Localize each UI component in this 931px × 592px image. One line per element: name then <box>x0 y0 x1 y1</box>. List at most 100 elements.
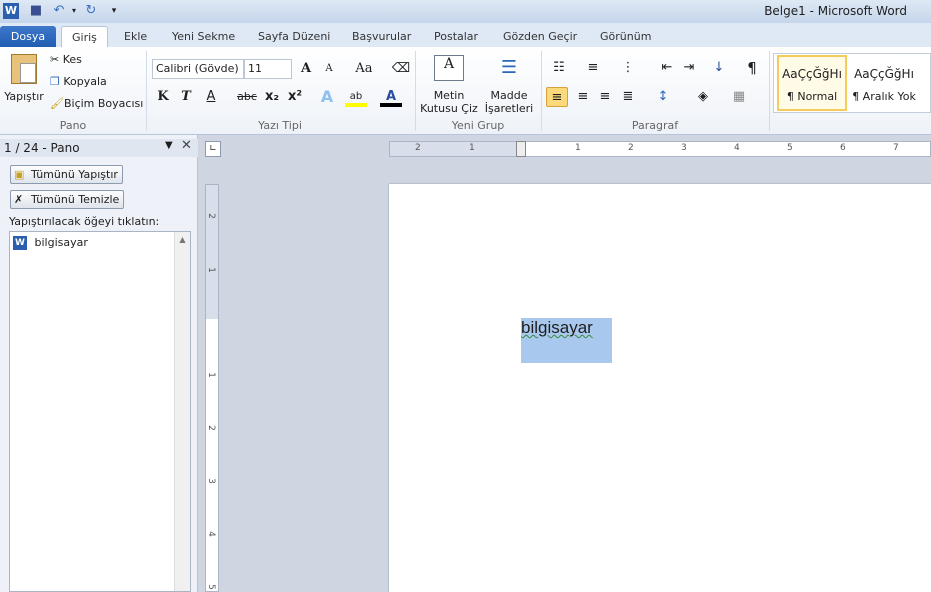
save-icon[interactable]: ■ <box>28 3 44 19</box>
bold-button[interactable]: K <box>152 87 174 107</box>
superscript-button[interactable]: x² <box>284 87 306 107</box>
strikethrough-button[interactable]: abc <box>234 87 260 107</box>
pane-instruction: Yapıştırılacak öğeyi tıklatın: <box>9 215 160 228</box>
customize-icon[interactable]: ▾ <box>106 3 122 19</box>
highlight-icon[interactable]: ab <box>345 87 367 107</box>
style-preview: AaÇçĞğHı <box>782 67 842 81</box>
increase-indent-icon[interactable]: ⇥ <box>678 58 700 78</box>
justify-button[interactable]: ≣ <box>617 87 639 107</box>
brush-icon: 🖌 <box>50 97 64 110</box>
ruler-label: 3 <box>681 143 687 153</box>
ruler-label: 7 <box>893 143 899 153</box>
scrollbar[interactable]: ▲ <box>174 232 190 591</box>
tab-sayfa-duzeni[interactable]: Sayfa Düzeni <box>248 26 340 48</box>
ribbon: Yapıştır ✂ Kes ❐ Kopyala 🖌Biçim Boyacısı… <box>0 47 931 135</box>
sort-icon[interactable]: ↓ <box>708 58 730 78</box>
copy-button[interactable]: ❐ Kopyala <box>50 75 107 88</box>
subscript-button[interactable]: x₂ <box>261 87 283 107</box>
group-label-pano: Pano <box>59 119 87 132</box>
clear-formatting-icon[interactable]: ⌫ <box>390 59 412 79</box>
vertical-ruler[interactable]: 2 1 1 2 3 4 5 <box>205 184 219 592</box>
draw-textbox-button[interactable]: A Metin Kutusu Çiz <box>420 55 478 115</box>
ruler-label: 1 <box>575 143 581 153</box>
multilevel-list-icon[interactable]: ⋮ <box>617 58 639 78</box>
tab-postalar[interactable]: Postalar <box>424 26 488 48</box>
align-center-button[interactable]: ≡ <box>572 87 594 107</box>
clipboard-item-text: bilgisayar <box>34 236 88 249</box>
paste-all-button[interactable]: ▣ Tümünü Yapıştır <box>10 165 123 184</box>
font-color-icon[interactable]: A <box>380 87 402 107</box>
tab-basvurular[interactable]: Başvurular <box>342 26 421 48</box>
text-effects-icon[interactable]: A <box>316 87 338 107</box>
ruler-label: 2 <box>205 425 216 431</box>
bullets-button[interactable]: ☰ Madde İşaretleri <box>480 55 538 115</box>
ruler-label: 5 <box>787 143 793 153</box>
shrink-font-icon[interactable]: A <box>318 59 340 79</box>
style-normal[interactable]: AaÇçĞğHı ¶ Normal <box>777 55 847 111</box>
redo-icon[interactable]: ↻ <box>83 3 99 19</box>
tab-dosya[interactable]: Dosya <box>0 26 56 48</box>
borders-icon[interactable]: ▦ <box>728 87 750 107</box>
clear-all-label: Tümünü Temizle <box>31 193 120 206</box>
group-label-yeni-grup: Yeni Grup <box>451 119 505 132</box>
undo-dropdown-icon[interactable]: ▾ <box>66 3 82 19</box>
indent-marker[interactable] <box>516 141 526 157</box>
copy-label: Kopyala <box>63 75 107 88</box>
bullets-icon[interactable]: ☷ <box>548 58 570 78</box>
format-painter-button[interactable]: 🖌Biçim Boyacısı <box>50 97 143 110</box>
align-right-button[interactable]: ≡ <box>594 87 616 107</box>
ruler-label: 2 <box>205 213 216 219</box>
font-name-combo[interactable]: Calibri (Gövde) <box>152 59 244 79</box>
numbering-icon[interactable]: ≡ <box>582 58 604 78</box>
group-label-paragraf: Paragraf <box>631 119 679 132</box>
decrease-indent-icon[interactable]: ⇤ <box>656 58 678 78</box>
font-size-value: 11 <box>248 62 262 75</box>
italic-button[interactable]: T <box>175 87 197 107</box>
tab-gozden-gecir[interactable]: Gözden Geçir <box>493 26 587 48</box>
underline-button[interactable]: A <box>200 87 222 107</box>
draw-textbox-label: Metin Kutusu Çiz <box>420 89 478 115</box>
horizontal-ruler[interactable]: 2 1 1 2 3 4 5 6 7 <box>389 141 931 157</box>
ruler-label: 4 <box>734 143 740 153</box>
paste-button[interactable]: Yapıştır <box>4 51 44 115</box>
show-marks-button[interactable]: ¶ <box>741 58 763 78</box>
window-title: Belge1 - Microsoft Word <box>764 4 907 18</box>
font-size-combo[interactable]: 11 <box>244 59 292 79</box>
tab-selector-button[interactable]: ∟ <box>205 141 221 157</box>
ruler-label: 6 <box>840 143 846 153</box>
change-case-icon[interactable]: Aa <box>350 59 378 79</box>
word-doc-icon: W <box>13 236 27 250</box>
pane-options-icon[interactable]: ▼ <box>165 140 173 151</box>
style-no-spacing[interactable]: AaÇçĞğHı ¶ Aralık Yok <box>849 55 919 111</box>
divider <box>769 51 770 131</box>
shading-icon[interactable]: ◈ <box>692 87 714 107</box>
paste-label: Yapıştır <box>4 90 44 103</box>
line-spacing-icon[interactable]: ↕ <box>652 87 674 107</box>
document-page[interactable]: bilgisayar <box>389 184 931 592</box>
grow-font-icon[interactable]: A <box>295 59 317 79</box>
clear-all-button[interactable]: ✗ Tümünü Temizle <box>10 190 125 209</box>
group-label-yazi-tipi: Yazı Tipi <box>258 119 302 132</box>
close-icon[interactable]: ✕ <box>181 138 192 153</box>
ruler-label: 1 <box>469 143 475 153</box>
document-text[interactable]: bilgisayar <box>521 318 593 338</box>
style-name: ¶ Normal <box>786 90 838 103</box>
tab-yeni-sekme[interactable]: Yeni Sekme <box>162 26 245 48</box>
align-left-button[interactable]: ≡ <box>546 87 568 107</box>
scroll-up-icon[interactable]: ▲ <box>175 235 190 244</box>
ruler-label: 5 <box>205 584 216 590</box>
ruler-label: 1 <box>205 267 216 273</box>
tab-gorunum[interactable]: Görünüm <box>590 26 661 48</box>
cut-button[interactable]: ✂ Kes <box>50 53 82 66</box>
bullets-label: Madde İşaretleri <box>484 89 534 115</box>
style-preview: AaÇçĞğHı <box>854 67 914 81</box>
clipboard-pane: 1 / 24 - Pano ▼ ✕ ▣ Tümünü Yapıştır ✗ Tümü… <box>0 135 198 592</box>
ruler-label: 1 <box>205 372 216 378</box>
font-name-value: Calibri (Gövde) <box>156 62 239 75</box>
tab-giris[interactable]: Giriş <box>61 26 108 48</box>
undo-icon[interactable]: ↶ <box>51 3 67 19</box>
tab-ekle[interactable]: Ekle <box>114 26 157 48</box>
word-logo-icon[interactable]: W <box>3 3 19 19</box>
clipboard-item[interactable]: W bilgisayar <box>13 235 88 251</box>
ruler-label: 2 <box>415 143 421 153</box>
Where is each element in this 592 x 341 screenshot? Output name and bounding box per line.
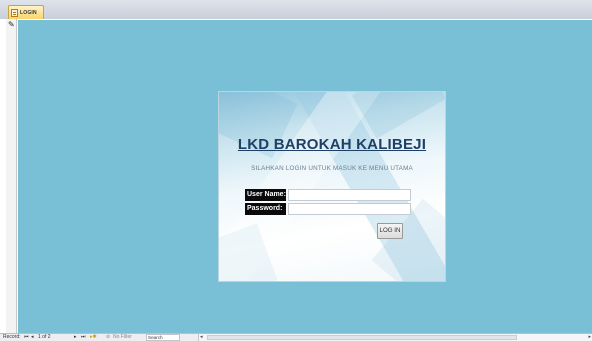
last-record-icon[interactable]: ⏭ — [81, 334, 86, 341]
record-selector[interactable]: ✎ — [6, 19, 17, 333]
pencil-icon: ✎ — [8, 20, 15, 29]
scrollbar-thumb[interactable] — [207, 335, 517, 340]
first-record-icon[interactable]: ⏮ — [24, 334, 29, 341]
background-shard — [219, 223, 278, 281]
login-button[interactable]: LOG IN — [377, 223, 403, 239]
new-record-icon[interactable]: ▸✱ — [90, 334, 97, 341]
record-position[interactable]: 1 of 2 — [38, 334, 51, 341]
scroll-left-icon[interactable]: ◂ — [200, 334, 203, 341]
previous-record-icon[interactable]: ◂ — [31, 334, 34, 341]
record-navigation-bar: Record: ⏮ ◂ 1 of 2 ▸ ⏭ ▸✱ ⊘ No Filter Se… — [0, 333, 592, 341]
form-icon — [11, 8, 18, 17]
password-label: Password: — [245, 203, 286, 215]
scroll-right-icon[interactable]: ▸ — [588, 334, 591, 341]
filter-status[interactable]: No Filter — [113, 334, 132, 341]
next-record-icon[interactable]: ▸ — [74, 334, 77, 341]
document-tab-strip: LOGIN — [0, 0, 592, 20]
search-box[interactable]: Search — [146, 334, 180, 341]
filter-indicator-icon: ⊘ — [106, 334, 111, 340]
horizontal-scrollbar[interactable]: ◂ ▸ — [198, 334, 592, 341]
username-label: User Name: — [245, 189, 286, 201]
password-field[interactable] — [288, 203, 411, 215]
login-panel: LKD BAROKAH KALIBEJI SILAHKAN LOGIN UNTU… — [218, 91, 446, 282]
app-title: LKD BAROKAH KALIBEJI — [237, 136, 427, 153]
form-area: ✎ LKD BAROKAH KALIBEJI SILAHKAN LOGIN UN… — [0, 19, 592, 333]
login-instruction: SILAHKAN LOGIN UNTUK MASUK KE MENU UTAMA — [251, 165, 413, 172]
tab-login-label: LOGIN — [20, 9, 37, 16]
username-field[interactable] — [288, 189, 411, 201]
tab-login[interactable]: LOGIN — [8, 5, 44, 19]
background-shard — [351, 92, 445, 139]
form-detail-section: LKD BAROKAH KALIBEJI SILAHKAN LOGIN UNTU… — [18, 20, 592, 333]
record-label: Record: — [3, 334, 21, 340]
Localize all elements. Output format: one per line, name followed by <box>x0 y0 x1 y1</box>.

Goal.
Reproduce, without any change, the lines in the records between the line holding "save-icon[interactable]: ■ <box>28" and the line holding "pane-instruction: Yapıştırılacak öğeyi", inclusive.

Exercise answer.
save-icon[interactable]: ■ <box>28 3 44 19</box>
bold-button[interactable]: K <box>152 87 174 107</box>
superscript-button[interactable]: x² <box>284 87 306 107</box>
strikethrough-button[interactable]: abc <box>234 87 260 107</box>
pane-instruction: Yapıştırılacak öğeyi tıklatın: <box>9 215 160 228</box>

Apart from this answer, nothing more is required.